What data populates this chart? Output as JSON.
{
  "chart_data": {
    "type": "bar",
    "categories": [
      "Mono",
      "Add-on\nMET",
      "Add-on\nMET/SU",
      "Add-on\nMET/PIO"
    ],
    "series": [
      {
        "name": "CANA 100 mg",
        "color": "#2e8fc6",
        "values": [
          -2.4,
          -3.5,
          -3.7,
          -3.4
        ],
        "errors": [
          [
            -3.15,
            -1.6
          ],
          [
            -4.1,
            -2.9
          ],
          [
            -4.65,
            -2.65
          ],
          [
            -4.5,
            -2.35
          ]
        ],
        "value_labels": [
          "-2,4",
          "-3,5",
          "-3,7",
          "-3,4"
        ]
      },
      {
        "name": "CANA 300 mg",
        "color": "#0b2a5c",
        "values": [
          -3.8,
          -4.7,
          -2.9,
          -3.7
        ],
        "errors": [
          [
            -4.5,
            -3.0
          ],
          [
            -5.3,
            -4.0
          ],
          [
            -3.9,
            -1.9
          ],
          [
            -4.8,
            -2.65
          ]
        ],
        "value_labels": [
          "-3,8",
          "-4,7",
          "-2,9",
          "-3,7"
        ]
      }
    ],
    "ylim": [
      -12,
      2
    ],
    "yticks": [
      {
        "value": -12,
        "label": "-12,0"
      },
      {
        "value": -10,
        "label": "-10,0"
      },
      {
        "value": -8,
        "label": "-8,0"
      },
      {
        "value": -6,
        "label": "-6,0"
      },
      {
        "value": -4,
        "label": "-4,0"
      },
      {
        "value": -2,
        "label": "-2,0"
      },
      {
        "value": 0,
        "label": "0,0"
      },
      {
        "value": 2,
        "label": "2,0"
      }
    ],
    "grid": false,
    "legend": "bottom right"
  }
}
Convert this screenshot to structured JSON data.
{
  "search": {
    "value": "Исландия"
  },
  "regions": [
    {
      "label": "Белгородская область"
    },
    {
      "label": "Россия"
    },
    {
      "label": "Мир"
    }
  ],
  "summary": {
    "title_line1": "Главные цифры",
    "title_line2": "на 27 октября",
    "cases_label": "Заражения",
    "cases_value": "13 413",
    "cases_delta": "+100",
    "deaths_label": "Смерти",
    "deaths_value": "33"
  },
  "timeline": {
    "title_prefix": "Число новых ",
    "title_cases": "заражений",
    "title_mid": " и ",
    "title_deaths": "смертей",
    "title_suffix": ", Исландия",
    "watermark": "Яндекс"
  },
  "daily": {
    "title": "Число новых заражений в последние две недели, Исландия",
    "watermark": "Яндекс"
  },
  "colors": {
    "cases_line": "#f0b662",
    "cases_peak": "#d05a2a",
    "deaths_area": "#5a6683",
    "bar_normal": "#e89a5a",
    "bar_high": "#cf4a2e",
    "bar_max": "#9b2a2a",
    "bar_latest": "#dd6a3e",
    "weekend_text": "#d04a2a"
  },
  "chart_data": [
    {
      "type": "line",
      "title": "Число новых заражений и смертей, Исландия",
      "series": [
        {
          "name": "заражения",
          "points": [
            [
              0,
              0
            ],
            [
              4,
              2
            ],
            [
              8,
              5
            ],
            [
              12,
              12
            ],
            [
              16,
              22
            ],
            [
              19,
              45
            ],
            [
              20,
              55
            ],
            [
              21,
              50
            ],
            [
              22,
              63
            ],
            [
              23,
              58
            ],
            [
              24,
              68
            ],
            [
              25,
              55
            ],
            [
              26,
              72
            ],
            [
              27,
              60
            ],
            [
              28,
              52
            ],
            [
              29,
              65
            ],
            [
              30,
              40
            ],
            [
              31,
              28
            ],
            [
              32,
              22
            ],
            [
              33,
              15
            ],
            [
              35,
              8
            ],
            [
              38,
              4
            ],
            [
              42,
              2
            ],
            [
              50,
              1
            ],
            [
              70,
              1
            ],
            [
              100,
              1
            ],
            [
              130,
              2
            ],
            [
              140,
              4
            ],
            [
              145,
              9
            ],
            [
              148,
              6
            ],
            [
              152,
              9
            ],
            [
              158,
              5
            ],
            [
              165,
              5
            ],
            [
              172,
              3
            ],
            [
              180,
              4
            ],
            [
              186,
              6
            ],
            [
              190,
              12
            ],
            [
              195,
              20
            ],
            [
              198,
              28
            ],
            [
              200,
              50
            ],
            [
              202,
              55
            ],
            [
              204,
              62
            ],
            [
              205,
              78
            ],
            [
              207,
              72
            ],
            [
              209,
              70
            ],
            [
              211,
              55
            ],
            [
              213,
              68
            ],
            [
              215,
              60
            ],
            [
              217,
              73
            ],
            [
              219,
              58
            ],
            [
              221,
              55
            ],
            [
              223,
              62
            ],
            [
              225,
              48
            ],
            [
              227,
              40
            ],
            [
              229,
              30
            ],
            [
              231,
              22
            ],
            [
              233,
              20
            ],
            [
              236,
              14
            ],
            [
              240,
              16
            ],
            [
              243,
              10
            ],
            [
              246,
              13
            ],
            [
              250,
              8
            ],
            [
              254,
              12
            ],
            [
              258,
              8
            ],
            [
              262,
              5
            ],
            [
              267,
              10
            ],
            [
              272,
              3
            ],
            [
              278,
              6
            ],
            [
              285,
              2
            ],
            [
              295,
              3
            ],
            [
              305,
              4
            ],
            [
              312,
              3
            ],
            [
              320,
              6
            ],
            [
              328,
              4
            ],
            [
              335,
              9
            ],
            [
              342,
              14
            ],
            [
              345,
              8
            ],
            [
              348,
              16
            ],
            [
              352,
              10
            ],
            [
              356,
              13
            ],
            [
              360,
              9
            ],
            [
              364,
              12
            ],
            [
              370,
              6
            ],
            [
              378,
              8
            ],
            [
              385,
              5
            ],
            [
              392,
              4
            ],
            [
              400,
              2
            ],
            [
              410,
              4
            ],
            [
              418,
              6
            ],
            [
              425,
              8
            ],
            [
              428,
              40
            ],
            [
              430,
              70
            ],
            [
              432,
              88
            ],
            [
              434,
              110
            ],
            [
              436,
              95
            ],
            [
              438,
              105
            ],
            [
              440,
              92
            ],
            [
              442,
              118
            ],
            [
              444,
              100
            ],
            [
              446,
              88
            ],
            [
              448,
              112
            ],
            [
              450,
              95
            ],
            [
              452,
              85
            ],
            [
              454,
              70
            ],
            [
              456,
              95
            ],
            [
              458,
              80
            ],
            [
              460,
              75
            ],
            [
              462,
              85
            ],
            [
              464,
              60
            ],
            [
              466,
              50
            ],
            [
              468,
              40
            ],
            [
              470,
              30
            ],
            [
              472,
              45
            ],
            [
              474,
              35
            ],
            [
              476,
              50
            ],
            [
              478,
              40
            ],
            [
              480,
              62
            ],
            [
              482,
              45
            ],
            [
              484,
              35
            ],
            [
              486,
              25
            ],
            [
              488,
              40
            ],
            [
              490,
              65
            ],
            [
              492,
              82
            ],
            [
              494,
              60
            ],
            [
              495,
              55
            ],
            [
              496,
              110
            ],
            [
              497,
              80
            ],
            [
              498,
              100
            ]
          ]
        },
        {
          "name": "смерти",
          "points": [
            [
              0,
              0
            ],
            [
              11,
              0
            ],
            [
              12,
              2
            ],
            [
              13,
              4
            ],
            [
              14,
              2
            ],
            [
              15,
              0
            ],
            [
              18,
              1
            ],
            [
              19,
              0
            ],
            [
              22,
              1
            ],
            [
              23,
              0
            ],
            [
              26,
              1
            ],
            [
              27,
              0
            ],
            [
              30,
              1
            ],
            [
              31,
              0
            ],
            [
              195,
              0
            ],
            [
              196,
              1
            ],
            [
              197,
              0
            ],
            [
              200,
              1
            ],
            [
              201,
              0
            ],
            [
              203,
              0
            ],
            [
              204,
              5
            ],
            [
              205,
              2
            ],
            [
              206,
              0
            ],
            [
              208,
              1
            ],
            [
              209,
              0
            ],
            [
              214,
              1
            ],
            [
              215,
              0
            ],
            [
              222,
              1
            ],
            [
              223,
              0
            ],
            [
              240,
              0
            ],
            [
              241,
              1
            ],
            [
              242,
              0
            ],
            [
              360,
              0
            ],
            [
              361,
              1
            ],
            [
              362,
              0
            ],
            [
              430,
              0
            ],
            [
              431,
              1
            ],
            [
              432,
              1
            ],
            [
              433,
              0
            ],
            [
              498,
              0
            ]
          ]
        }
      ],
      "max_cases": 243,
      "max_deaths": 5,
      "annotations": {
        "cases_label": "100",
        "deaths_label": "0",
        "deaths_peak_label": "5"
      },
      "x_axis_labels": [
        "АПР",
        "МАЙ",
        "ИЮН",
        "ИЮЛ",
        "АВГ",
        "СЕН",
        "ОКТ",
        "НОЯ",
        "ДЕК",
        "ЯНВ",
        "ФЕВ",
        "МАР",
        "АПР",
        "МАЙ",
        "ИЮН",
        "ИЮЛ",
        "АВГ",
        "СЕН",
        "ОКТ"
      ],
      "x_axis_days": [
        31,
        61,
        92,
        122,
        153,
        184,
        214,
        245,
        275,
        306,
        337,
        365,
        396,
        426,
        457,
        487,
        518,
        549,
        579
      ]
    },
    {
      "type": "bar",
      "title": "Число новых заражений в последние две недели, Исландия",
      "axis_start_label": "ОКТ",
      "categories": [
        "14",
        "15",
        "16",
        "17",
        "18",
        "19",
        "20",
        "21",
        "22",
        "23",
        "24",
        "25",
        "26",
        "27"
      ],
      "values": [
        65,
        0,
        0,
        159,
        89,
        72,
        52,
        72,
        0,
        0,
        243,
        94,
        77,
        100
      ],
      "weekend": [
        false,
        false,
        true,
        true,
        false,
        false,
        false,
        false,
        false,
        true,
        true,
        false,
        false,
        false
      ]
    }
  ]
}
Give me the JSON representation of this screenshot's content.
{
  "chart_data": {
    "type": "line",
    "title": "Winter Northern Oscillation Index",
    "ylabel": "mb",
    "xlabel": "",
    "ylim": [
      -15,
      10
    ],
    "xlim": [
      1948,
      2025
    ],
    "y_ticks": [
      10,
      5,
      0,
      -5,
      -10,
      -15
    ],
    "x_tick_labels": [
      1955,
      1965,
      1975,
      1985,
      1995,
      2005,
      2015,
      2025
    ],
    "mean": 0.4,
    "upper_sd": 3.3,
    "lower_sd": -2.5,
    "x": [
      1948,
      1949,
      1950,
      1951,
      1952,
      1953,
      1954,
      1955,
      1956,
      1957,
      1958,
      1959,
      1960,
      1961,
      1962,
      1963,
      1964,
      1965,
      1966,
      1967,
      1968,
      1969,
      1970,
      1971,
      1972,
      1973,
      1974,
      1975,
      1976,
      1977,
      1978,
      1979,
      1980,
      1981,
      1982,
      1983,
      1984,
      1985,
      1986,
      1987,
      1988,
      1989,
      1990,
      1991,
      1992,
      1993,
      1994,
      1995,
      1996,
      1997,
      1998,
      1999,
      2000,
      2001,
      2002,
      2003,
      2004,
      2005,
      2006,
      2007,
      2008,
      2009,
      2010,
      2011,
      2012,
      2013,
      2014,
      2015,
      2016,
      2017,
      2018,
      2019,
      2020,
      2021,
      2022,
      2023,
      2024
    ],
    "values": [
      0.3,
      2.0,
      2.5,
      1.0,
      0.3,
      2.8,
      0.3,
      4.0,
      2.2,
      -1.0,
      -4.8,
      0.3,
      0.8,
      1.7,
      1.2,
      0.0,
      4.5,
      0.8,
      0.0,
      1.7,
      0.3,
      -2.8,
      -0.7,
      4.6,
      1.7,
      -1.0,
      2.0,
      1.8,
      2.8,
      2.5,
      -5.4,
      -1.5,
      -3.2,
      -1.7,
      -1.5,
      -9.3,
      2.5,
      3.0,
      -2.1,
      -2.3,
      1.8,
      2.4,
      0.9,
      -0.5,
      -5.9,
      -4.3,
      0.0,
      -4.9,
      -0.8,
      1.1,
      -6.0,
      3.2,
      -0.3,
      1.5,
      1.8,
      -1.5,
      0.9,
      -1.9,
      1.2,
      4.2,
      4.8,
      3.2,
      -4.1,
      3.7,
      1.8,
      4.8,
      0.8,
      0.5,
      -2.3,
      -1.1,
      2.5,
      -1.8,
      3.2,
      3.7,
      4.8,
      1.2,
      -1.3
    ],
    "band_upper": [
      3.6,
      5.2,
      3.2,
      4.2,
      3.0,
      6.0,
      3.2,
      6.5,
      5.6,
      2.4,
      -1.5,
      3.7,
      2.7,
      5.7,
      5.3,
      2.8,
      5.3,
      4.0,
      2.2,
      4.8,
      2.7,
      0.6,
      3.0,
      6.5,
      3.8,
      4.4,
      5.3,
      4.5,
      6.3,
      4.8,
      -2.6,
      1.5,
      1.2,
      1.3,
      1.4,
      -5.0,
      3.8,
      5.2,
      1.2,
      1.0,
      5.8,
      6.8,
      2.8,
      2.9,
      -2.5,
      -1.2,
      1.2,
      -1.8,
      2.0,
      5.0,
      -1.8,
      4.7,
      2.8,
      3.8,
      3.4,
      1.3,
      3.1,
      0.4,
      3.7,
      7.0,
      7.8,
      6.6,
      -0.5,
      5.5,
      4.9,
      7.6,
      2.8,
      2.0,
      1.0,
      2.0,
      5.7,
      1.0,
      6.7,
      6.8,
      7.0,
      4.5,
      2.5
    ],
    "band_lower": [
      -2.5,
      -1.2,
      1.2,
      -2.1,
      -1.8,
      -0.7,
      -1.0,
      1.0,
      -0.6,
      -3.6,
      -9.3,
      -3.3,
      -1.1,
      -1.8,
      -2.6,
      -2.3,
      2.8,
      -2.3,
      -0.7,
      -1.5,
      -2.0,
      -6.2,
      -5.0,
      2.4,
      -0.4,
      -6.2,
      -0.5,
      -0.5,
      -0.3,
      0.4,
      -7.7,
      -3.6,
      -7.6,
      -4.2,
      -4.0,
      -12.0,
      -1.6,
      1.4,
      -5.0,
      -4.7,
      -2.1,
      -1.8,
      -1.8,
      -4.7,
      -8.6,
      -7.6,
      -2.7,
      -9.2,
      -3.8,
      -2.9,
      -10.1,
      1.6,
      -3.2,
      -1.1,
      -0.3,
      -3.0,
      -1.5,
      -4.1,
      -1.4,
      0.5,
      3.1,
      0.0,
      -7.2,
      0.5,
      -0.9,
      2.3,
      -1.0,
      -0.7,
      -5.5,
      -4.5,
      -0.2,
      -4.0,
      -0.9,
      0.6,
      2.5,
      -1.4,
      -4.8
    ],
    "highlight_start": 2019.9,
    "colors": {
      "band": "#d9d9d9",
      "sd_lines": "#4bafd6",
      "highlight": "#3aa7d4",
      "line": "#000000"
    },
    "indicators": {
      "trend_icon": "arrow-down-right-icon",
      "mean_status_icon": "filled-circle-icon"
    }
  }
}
= = = =
Exercise description: Pick out each line above that includes "right" and show it.

Exercise solution:
    "legend": "bottom right"
      "trend_icon": "arrow-down-right-icon",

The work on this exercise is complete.